__What is being asked__: Transcribe the records below exactly, leaving out any pictures.

__Dataset records on visual material__:
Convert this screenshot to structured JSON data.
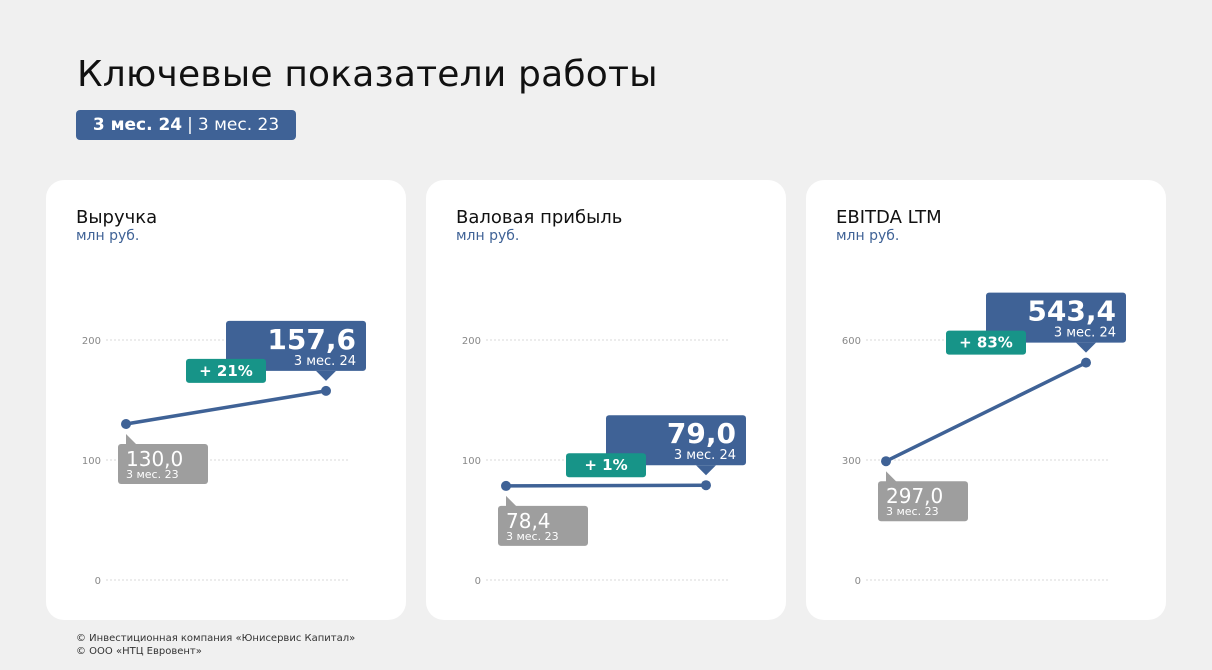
{
  "title": "Ключевые показатели работы",
  "period_selector": {
    "current": "3 мес. 24",
    "separator": "|",
    "previous": "3 мес. 23"
  },
  "colors": {
    "accent": "#3f6296",
    "growth": "#179488",
    "previous": "#9e9e9e",
    "grid": "#d8d8d8"
  },
  "footer": {
    "line1": "© Инвестиционная компания «Юнисервис Капитал»",
    "line2": "© ООО «НТЦ Евровент»"
  },
  "chart_data": [
    {
      "type": "line",
      "title": "Выручка",
      "unit": "млн руб.",
      "x": [
        "3 мес. 23",
        "3 мес. 24"
      ],
      "values": [
        130.0,
        157.6
      ],
      "value_labels": [
        "130,0",
        "157,6"
      ],
      "ylim": [
        0,
        200
      ],
      "yticks": [
        0,
        100,
        200
      ],
      "growth_label": "+ 21%",
      "grid": true
    },
    {
      "type": "line",
      "title": "Валовая прибыль",
      "unit": "млн руб.",
      "x": [
        "3 мес. 23",
        "3 мес. 24"
      ],
      "values": [
        78.4,
        79.0
      ],
      "value_labels": [
        "78,4",
        "79,0"
      ],
      "ylim": [
        0,
        200
      ],
      "yticks": [
        0,
        100,
        200
      ],
      "growth_label": "+ 1%",
      "grid": true
    },
    {
      "type": "line",
      "title": "EBITDA LTM",
      "unit": "млн руб.",
      "x": [
        "3 мес. 23",
        "3 мес. 24"
      ],
      "values": [
        297.0,
        543.4
      ],
      "value_labels": [
        "297,0",
        "543,4"
      ],
      "ylim": [
        0,
        600
      ],
      "yticks": [
        0,
        300,
        600
      ],
      "growth_label": "+ 83%",
      "grid": true
    }
  ]
}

__Response to the exercise__:
Convert this screenshot to structured JSON data.
{
  "title": "Ключевые показатели работы",
  "period_selector": {
    "current": "3 мес. 24",
    "separator": "|",
    "previous": "3 мес. 23"
  },
  "colors": {
    "accent": "#3f6296",
    "growth": "#179488",
    "previous": "#9e9e9e",
    "grid": "#d8d8d8"
  },
  "footer": {
    "line1": "© Инвестиционная компания «Юнисервис Капитал»",
    "line2": "© ООО «НТЦ Евровент»"
  },
  "chart_data": [
    {
      "type": "line",
      "title": "Выручка",
      "unit": "млн руб.",
      "x": [
        "3 мес. 23",
        "3 мес. 24"
      ],
      "values": [
        130.0,
        157.6
      ],
      "value_labels": [
        "130,0",
        "157,6"
      ],
      "ylim": [
        0,
        200
      ],
      "yticks": [
        0,
        100,
        200
      ],
      "growth_label": "+ 21%",
      "grid": true
    },
    {
      "type": "line",
      "title": "Валовая прибыль",
      "unit": "млн руб.",
      "x": [
        "3 мес. 23",
        "3 мес. 24"
      ],
      "values": [
        78.4,
        79.0
      ],
      "value_labels": [
        "78,4",
        "79,0"
      ],
      "ylim": [
        0,
        200
      ],
      "yticks": [
        0,
        100,
        200
      ],
      "growth_label": "+ 1%",
      "grid": true
    },
    {
      "type": "line",
      "title": "EBITDA LTM",
      "unit": "млн руб.",
      "x": [
        "3 мес. 23",
        "3 мес. 24"
      ],
      "values": [
        297.0,
        543.4
      ],
      "value_labels": [
        "297,0",
        "543,4"
      ],
      "ylim": [
        0,
        600
      ],
      "yticks": [
        0,
        300,
        600
      ],
      "growth_label": "+ 83%",
      "grid": true
    }
  ]
}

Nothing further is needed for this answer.